>> Begin Dataset content

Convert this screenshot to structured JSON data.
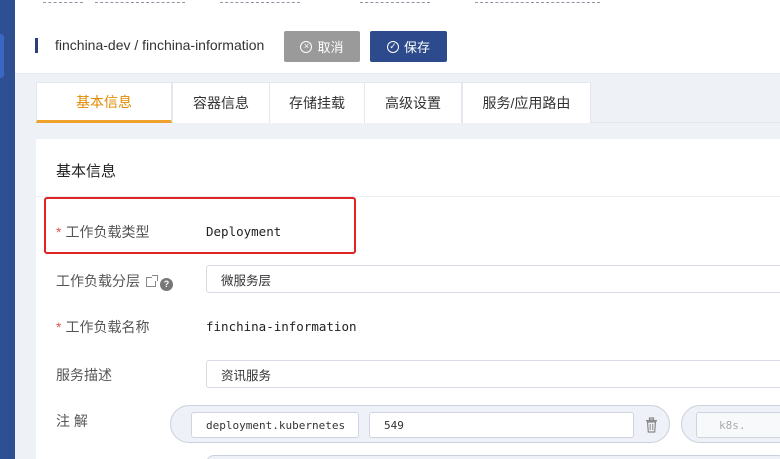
{
  "header": {
    "path": "finchina-dev / finchina-information",
    "cancel_label": "取消",
    "save_label": "保存"
  },
  "tabs": [
    {
      "label": "基本信息",
      "active": true
    },
    {
      "label": "容器信息",
      "active": false
    },
    {
      "label": "存储挂载",
      "active": false
    },
    {
      "label": "高级设置",
      "active": false
    },
    {
      "label": "服务/应用路由",
      "active": false
    }
  ],
  "panel": {
    "title": "基本信息",
    "workload_type_label": "工作负载类型",
    "workload_type_value": "Deployment",
    "workload_layer_label": "工作负载分层",
    "workload_layer_value": "微服务层",
    "workload_name_label": "工作负载名称",
    "workload_name_value": "finchina-information",
    "service_desc_label": "服务描述",
    "service_desc_value": "资讯服务",
    "annotations_label": "注 解",
    "annotations": [
      {
        "key": "deployment.kubernetes",
        "value": "549"
      },
      {
        "key": "k8s.",
        "value": ""
      }
    ]
  },
  "colors": {
    "primary": "#2c4a8c",
    "cancel": "#9a9a9a",
    "tab_active": "#f0a22e",
    "highlight": "#e02323",
    "required": "#e45656"
  }
}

>> End Dataset content

Aim — From the listing, extract all text exactly as given and drop any picture.

Exercise answer —
Convert this screenshot to structured JSON data.
{
  "header": {
    "path": "finchina-dev / finchina-information",
    "cancel_label": "取消",
    "save_label": "保存"
  },
  "tabs": [
    {
      "label": "基本信息",
      "active": true
    },
    {
      "label": "容器信息",
      "active": false
    },
    {
      "label": "存储挂载",
      "active": false
    },
    {
      "label": "高级设置",
      "active": false
    },
    {
      "label": "服务/应用路由",
      "active": false
    }
  ],
  "panel": {
    "title": "基本信息",
    "workload_type_label": "工作负载类型",
    "workload_type_value": "Deployment",
    "workload_layer_label": "工作负载分层",
    "workload_layer_value": "微服务层",
    "workload_name_label": "工作负载名称",
    "workload_name_value": "finchina-information",
    "service_desc_label": "服务描述",
    "service_desc_value": "资讯服务",
    "annotations_label": "注 解",
    "annotations": [
      {
        "key": "deployment.kubernetes",
        "value": "549"
      },
      {
        "key": "k8s.",
        "value": ""
      }
    ]
  },
  "colors": {
    "primary": "#2c4a8c",
    "cancel": "#9a9a9a",
    "tab_active": "#f0a22e",
    "highlight": "#e02323",
    "required": "#e45656"
  }
}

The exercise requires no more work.